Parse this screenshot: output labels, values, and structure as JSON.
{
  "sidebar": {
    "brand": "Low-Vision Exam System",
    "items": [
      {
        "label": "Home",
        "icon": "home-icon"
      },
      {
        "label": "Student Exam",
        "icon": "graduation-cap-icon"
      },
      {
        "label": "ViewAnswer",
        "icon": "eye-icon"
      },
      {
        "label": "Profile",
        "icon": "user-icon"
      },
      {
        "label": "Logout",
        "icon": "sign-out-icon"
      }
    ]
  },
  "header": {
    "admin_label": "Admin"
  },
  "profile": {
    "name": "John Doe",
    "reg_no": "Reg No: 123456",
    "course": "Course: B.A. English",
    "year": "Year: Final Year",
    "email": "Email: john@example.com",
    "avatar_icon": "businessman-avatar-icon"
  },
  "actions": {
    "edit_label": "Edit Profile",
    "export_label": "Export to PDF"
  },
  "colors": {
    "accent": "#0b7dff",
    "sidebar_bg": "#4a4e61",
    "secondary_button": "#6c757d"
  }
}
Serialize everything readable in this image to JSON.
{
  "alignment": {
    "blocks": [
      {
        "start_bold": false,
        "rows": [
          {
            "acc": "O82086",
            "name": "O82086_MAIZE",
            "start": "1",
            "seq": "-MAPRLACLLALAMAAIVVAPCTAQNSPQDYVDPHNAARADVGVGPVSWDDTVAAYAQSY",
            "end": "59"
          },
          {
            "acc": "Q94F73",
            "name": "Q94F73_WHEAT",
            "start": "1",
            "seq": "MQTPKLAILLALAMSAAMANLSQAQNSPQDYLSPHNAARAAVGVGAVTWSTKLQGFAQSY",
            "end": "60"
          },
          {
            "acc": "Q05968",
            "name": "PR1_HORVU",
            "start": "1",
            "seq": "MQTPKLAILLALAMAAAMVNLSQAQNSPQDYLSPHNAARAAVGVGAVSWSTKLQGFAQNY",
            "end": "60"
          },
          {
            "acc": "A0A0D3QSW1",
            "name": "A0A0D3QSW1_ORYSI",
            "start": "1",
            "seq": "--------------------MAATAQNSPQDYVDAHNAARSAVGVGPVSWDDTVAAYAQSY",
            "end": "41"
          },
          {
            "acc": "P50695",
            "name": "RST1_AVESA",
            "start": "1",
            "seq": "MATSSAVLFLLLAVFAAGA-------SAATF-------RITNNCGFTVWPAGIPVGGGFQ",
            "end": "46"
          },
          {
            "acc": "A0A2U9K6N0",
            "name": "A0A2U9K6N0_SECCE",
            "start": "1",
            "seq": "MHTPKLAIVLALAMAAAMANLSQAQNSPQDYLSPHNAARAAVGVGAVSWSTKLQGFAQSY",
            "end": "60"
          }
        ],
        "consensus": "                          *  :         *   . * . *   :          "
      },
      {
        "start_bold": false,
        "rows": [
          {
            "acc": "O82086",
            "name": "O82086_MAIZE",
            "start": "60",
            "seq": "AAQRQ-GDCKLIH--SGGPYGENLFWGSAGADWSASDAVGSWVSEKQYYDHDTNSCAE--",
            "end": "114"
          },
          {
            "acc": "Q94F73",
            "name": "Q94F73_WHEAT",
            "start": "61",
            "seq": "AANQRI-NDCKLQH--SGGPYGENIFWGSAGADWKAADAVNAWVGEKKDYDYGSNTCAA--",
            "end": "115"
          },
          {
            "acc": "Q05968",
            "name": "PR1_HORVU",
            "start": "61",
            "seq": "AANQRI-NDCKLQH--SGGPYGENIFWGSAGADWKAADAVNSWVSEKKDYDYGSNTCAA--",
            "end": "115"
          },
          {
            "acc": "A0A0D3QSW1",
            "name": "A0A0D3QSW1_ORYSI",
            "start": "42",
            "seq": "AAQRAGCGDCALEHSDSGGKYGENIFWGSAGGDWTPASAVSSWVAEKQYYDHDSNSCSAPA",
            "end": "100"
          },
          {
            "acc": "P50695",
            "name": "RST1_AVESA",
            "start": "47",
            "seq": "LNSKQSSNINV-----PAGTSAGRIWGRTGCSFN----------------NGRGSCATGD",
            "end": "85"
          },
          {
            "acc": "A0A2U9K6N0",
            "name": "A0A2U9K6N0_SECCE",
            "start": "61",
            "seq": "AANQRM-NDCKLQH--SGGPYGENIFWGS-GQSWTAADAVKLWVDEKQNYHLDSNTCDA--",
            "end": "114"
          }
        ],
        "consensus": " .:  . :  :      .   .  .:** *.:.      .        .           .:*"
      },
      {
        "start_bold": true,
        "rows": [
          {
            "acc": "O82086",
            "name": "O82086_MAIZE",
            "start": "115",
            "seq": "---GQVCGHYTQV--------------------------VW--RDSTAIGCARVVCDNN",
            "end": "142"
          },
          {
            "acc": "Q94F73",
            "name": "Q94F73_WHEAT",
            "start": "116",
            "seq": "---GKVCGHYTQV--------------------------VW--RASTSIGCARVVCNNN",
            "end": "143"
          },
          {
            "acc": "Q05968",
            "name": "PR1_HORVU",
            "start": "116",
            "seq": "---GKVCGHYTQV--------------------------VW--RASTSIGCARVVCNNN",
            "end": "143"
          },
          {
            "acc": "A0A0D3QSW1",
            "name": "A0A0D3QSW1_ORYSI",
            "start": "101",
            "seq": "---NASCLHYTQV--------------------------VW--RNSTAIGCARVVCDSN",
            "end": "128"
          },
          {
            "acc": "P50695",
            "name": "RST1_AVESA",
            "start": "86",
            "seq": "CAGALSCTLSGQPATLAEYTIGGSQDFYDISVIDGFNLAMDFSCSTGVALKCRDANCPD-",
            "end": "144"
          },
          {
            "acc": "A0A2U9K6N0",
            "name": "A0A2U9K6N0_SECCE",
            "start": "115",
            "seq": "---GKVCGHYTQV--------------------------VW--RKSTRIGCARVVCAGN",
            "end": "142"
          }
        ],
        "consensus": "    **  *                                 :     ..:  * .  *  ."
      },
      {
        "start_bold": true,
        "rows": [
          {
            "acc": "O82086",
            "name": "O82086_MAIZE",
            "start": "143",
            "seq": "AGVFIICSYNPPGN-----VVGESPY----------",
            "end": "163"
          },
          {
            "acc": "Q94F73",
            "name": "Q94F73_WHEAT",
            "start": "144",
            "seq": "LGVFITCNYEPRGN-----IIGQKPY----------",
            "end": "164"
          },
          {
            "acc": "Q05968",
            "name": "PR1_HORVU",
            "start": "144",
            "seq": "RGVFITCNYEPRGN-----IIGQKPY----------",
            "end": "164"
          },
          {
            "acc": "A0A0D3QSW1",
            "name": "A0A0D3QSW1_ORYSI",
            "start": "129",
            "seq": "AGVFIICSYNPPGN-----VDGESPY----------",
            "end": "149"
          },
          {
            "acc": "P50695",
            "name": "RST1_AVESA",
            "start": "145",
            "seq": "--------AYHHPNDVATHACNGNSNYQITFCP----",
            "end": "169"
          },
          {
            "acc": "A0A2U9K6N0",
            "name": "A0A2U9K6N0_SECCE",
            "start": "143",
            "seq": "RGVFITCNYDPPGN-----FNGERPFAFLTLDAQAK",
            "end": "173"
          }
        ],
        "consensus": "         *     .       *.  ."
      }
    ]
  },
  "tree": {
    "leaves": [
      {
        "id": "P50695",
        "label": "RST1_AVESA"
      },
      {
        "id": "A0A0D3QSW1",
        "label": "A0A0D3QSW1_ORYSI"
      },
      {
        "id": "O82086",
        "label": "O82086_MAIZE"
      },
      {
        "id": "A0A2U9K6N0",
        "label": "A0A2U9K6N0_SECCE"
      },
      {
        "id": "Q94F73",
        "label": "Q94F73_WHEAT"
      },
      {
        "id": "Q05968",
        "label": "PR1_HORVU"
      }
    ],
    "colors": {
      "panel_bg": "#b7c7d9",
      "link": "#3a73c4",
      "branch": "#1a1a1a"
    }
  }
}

**Set exercise:** Lines from the records above that hold "this" are the ones to list.

**Completed exercise:**
Parse this screenshot: output labels, values, and structure as JSON.
Serialize everything readable in this image to JSON.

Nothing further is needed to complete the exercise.